— BEGIN Records for this task —

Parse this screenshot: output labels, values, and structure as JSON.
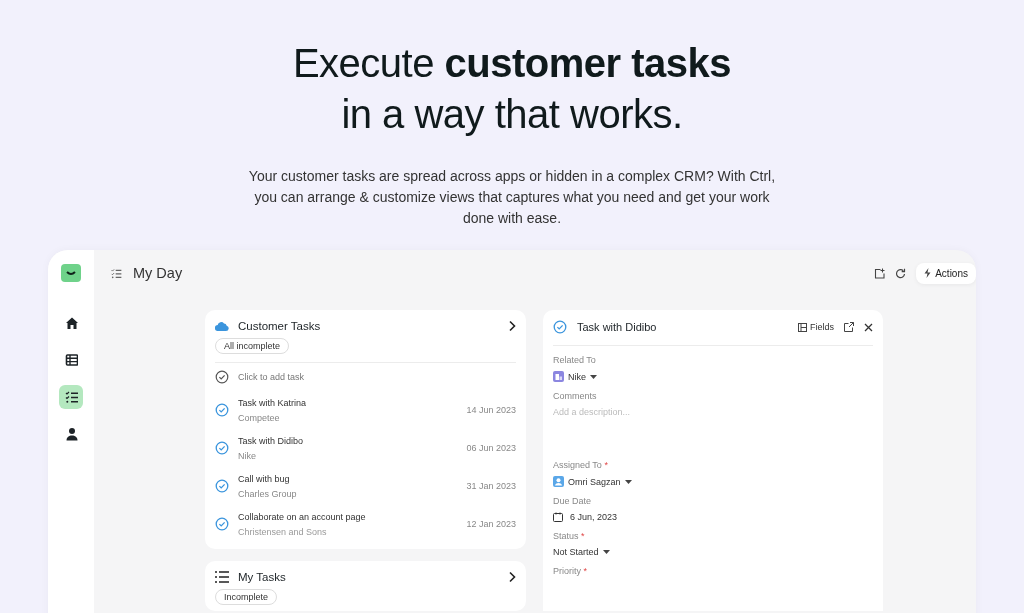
{
  "hero": {
    "headline_lines": [
      "Execute **customer tasks**",
      "in a way that works."
    ],
    "subtitle": "Your customer tasks are spread across apps or hidden in a complex CRM? With Ctrl, you can arrange & customize views that captures what you need and get your work done with ease."
  },
  "sidebar": {
    "items": [
      {
        "kind": "home",
        "selected": false
      },
      {
        "kind": "table",
        "selected": false
      },
      {
        "kind": "checklist",
        "selected": true
      },
      {
        "kind": "person",
        "selected": false
      }
    ]
  },
  "header": {
    "title": "My Day",
    "actions_button": "Actions"
  },
  "customer_tasks": {
    "title": "Customer Tasks",
    "filter": "All incomplete",
    "add_task": "Click to add task",
    "tasks": [
      {
        "title": "Task with Katrina",
        "account": "Competee",
        "date": "14 Jun 2023"
      },
      {
        "title": "Task with Didibo",
        "account": "Nike",
        "date": "06 Jun 2023"
      },
      {
        "title": "Call with bug",
        "account": "Charles Group",
        "date": "31 Jan 2023"
      },
      {
        "title": "Collaborate on an account page",
        "account": "Christensen and Sons",
        "date": "12 Jan 2023"
      }
    ]
  },
  "my_tasks": {
    "title": "My Tasks",
    "filter": "Incomplete"
  },
  "detail": {
    "title": "Task with Didibo",
    "fields_button": "Fields",
    "fields": [
      {
        "kind": "account",
        "label": "Related To",
        "value": "Nike"
      },
      {
        "kind": "textarea",
        "label": "Comments",
        "placeholder": "Add a description..."
      },
      {
        "kind": "user",
        "label": "Assigned To",
        "mark": "*",
        "value": "Omri Sagzan"
      },
      {
        "kind": "date",
        "label": "Due Date",
        "value": "6 Jun, 2023"
      },
      {
        "kind": "select",
        "label": "Status",
        "mark": "*",
        "value": "Not Started"
      },
      {
        "kind": "label",
        "label": "Priority",
        "mark": "*"
      }
    ]
  }
}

— END Records for this task —

▸ What you have to do
Strip the images and reproduce the remaining records precisely.

▸ Answer to the exercise
Parse this screenshot: output labels, values, and structure as JSON.
{
  "hero": {
    "headline_lines": [
      "Execute **customer tasks**",
      "in a way that works."
    ],
    "subtitle": "Your customer tasks are spread across apps or hidden in a complex CRM? With Ctrl, you can arrange & customize views that captures what you need and get your work done with ease."
  },
  "sidebar": {
    "items": [
      {
        "kind": "home",
        "selected": false
      },
      {
        "kind": "table",
        "selected": false
      },
      {
        "kind": "checklist",
        "selected": true
      },
      {
        "kind": "person",
        "selected": false
      }
    ]
  },
  "header": {
    "title": "My Day",
    "actions_button": "Actions"
  },
  "customer_tasks": {
    "title": "Customer Tasks",
    "filter": "All incomplete",
    "add_task": "Click to add task",
    "tasks": [
      {
        "title": "Task with Katrina",
        "account": "Competee",
        "date": "14 Jun 2023"
      },
      {
        "title": "Task with Didibo",
        "account": "Nike",
        "date": "06 Jun 2023"
      },
      {
        "title": "Call with bug",
        "account": "Charles Group",
        "date": "31 Jan 2023"
      },
      {
        "title": "Collaborate on an account page",
        "account": "Christensen and Sons",
        "date": "12 Jan 2023"
      }
    ]
  },
  "my_tasks": {
    "title": "My Tasks",
    "filter": "Incomplete"
  },
  "detail": {
    "title": "Task with Didibo",
    "fields_button": "Fields",
    "fields": [
      {
        "kind": "account",
        "label": "Related To",
        "value": "Nike"
      },
      {
        "kind": "textarea",
        "label": "Comments",
        "placeholder": "Add a description..."
      },
      {
        "kind": "user",
        "label": "Assigned To",
        "mark": "*",
        "value": "Omri Sagzan"
      },
      {
        "kind": "date",
        "label": "Due Date",
        "value": "6 Jun, 2023"
      },
      {
        "kind": "select",
        "label": "Status",
        "mark": "*",
        "value": "Not Started"
      },
      {
        "kind": "label",
        "label": "Priority",
        "mark": "*"
      }
    ]
  }
}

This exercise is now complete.